**Written instruction**
Gather every line from the entries below that includes "Pointlike".

**Material supplied**
▶
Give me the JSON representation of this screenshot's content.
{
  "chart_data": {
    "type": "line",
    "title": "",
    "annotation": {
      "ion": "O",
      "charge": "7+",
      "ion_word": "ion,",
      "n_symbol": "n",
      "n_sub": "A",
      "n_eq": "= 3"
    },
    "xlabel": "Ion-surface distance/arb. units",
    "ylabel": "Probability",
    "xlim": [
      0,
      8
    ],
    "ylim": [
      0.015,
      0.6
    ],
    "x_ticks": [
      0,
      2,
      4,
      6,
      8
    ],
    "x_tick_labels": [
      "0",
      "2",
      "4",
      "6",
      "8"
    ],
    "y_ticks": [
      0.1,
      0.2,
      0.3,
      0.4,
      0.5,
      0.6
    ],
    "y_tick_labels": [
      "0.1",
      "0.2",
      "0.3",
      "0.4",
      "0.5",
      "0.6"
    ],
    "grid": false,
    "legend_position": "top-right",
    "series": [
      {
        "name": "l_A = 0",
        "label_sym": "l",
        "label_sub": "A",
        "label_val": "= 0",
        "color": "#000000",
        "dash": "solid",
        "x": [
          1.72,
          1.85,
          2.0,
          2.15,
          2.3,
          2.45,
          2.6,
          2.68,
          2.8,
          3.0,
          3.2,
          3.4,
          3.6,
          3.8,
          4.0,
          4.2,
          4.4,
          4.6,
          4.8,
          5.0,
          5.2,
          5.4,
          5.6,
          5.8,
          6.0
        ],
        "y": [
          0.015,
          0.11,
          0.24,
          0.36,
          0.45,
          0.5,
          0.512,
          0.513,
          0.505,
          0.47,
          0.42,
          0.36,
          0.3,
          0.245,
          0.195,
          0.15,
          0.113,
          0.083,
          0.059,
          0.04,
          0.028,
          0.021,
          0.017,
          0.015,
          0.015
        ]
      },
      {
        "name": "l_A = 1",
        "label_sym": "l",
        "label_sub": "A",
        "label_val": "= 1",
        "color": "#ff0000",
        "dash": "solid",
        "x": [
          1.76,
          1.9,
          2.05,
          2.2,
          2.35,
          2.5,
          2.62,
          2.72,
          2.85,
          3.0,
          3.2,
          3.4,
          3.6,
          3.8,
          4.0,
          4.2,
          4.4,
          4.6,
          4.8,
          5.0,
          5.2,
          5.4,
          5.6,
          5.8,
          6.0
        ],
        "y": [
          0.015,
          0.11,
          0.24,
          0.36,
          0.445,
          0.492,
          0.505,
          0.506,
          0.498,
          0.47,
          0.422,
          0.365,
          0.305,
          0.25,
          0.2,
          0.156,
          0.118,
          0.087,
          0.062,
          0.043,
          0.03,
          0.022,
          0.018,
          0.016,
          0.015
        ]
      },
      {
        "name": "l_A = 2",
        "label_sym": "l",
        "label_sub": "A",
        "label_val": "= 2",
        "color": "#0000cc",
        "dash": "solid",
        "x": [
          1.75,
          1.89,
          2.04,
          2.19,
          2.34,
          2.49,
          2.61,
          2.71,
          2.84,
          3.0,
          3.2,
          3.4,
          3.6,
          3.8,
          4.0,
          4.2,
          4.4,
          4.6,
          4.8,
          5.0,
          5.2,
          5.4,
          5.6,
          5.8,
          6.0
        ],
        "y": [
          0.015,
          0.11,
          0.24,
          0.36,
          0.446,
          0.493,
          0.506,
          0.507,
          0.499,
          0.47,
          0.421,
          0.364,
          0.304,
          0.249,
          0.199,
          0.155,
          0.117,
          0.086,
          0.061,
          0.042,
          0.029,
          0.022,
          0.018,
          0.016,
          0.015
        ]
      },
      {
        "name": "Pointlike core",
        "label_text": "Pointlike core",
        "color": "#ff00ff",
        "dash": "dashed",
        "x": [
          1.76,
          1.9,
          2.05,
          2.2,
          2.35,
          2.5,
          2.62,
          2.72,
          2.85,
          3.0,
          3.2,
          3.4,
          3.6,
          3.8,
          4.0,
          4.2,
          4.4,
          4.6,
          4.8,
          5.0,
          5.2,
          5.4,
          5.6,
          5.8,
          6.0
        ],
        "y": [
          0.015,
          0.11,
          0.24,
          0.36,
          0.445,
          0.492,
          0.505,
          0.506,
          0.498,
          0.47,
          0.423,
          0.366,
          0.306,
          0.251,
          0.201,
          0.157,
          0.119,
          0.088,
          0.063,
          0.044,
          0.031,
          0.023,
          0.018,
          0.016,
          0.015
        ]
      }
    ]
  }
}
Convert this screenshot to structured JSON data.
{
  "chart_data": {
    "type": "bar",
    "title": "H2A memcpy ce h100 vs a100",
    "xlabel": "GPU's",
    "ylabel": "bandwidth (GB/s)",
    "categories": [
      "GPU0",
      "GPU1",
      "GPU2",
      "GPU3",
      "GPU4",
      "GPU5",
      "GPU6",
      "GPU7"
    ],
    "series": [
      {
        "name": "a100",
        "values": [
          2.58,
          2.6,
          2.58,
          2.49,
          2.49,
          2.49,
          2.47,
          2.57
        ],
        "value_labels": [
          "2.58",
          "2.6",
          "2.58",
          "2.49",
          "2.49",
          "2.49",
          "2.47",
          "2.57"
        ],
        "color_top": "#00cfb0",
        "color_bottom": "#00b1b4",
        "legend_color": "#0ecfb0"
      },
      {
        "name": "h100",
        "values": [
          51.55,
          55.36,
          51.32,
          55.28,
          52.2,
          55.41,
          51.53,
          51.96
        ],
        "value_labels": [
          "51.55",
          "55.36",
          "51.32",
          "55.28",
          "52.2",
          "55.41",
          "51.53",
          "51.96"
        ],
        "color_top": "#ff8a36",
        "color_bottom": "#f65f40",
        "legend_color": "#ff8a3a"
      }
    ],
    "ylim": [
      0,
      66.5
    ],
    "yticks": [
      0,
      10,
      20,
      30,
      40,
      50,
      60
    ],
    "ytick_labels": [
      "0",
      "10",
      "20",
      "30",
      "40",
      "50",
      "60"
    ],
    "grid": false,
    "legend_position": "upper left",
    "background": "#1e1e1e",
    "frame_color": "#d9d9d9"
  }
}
◀
▶
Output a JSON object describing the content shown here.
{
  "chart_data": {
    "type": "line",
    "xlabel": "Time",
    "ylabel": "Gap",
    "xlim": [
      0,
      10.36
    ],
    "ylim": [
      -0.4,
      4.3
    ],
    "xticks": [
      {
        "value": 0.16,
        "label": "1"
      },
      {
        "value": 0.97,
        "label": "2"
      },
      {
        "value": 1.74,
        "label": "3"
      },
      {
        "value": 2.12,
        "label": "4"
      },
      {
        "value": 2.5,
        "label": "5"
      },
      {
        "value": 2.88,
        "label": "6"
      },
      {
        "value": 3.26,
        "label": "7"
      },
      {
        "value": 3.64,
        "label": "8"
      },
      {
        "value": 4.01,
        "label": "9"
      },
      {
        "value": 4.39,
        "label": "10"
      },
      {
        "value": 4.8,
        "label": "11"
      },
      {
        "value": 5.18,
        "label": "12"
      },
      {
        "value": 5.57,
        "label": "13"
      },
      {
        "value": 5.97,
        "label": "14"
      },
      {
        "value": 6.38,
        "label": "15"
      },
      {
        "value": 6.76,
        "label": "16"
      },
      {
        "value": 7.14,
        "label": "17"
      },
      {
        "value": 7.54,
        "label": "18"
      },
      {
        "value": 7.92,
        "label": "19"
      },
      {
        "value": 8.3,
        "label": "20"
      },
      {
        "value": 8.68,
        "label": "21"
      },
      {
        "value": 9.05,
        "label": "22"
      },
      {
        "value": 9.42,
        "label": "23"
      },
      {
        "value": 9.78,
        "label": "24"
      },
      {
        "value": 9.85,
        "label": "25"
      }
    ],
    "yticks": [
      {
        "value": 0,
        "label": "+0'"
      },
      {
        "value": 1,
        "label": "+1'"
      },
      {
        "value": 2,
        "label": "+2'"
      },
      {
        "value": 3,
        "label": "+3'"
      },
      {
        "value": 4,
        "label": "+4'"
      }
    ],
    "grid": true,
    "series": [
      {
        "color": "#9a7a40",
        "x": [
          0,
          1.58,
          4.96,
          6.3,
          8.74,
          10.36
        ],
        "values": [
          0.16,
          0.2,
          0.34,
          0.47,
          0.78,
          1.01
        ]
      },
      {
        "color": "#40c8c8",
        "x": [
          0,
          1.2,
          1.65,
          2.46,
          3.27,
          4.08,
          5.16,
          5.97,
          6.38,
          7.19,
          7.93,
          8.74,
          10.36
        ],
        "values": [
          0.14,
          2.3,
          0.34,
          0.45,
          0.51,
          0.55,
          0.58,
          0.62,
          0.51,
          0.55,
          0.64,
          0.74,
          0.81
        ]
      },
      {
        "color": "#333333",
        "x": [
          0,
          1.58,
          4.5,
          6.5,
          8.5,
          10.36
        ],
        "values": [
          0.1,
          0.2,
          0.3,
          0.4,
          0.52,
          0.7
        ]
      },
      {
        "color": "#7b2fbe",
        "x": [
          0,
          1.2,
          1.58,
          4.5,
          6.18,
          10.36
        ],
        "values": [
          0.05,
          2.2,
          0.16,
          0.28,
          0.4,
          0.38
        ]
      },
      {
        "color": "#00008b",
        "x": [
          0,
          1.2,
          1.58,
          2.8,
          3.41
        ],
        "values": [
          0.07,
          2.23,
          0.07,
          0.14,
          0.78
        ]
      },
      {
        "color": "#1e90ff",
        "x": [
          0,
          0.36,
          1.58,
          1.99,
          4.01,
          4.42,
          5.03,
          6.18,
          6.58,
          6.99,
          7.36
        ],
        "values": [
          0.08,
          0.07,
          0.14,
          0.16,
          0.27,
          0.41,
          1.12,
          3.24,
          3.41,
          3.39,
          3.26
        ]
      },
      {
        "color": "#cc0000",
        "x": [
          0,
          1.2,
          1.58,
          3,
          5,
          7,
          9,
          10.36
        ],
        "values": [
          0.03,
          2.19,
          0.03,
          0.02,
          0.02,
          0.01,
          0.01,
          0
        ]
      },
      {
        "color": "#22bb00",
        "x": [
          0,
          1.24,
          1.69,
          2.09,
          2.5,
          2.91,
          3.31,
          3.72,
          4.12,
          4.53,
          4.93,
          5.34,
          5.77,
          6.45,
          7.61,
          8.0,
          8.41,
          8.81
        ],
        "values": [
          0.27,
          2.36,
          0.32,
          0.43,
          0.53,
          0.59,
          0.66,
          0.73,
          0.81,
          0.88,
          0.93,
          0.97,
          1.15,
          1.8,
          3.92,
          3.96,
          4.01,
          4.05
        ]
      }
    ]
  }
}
◀
**Result for this task**
        "name": "Pointlike core",
        "label_text": "Pointlike core",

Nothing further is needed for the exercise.